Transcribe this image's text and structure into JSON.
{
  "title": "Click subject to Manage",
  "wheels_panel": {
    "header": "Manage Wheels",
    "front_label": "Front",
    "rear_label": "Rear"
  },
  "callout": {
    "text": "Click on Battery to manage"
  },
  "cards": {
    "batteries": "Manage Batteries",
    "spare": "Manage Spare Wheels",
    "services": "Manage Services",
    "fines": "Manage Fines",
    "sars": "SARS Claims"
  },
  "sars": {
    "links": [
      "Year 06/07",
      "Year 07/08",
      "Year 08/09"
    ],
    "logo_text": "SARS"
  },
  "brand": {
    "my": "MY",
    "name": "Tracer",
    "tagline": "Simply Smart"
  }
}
--- --- ---
**What needs to be done**
Reproduce all the records precisely.

**Solution**
Transcribe this image's text and structure into JSON.
{
  "title": "Click subject to Manage",
  "wheels_panel": {
    "header": "Manage Wheels",
    "front_label": "Front",
    "rear_label": "Rear"
  },
  "callout": {
    "text": "Click on Battery to manage"
  },
  "cards": {
    "batteries": "Manage Batteries",
    "spare": "Manage Spare Wheels",
    "services": "Manage Services",
    "fines": "Manage Fines",
    "sars": "SARS Claims"
  },
  "sars": {
    "links": [
      "Year 06/07",
      "Year 07/08",
      "Year 08/09"
    ],
    "logo_text": "SARS"
  },
  "brand": {
    "my": "MY",
    "name": "Tracer",
    "tagline": "Simply Smart"
  }
}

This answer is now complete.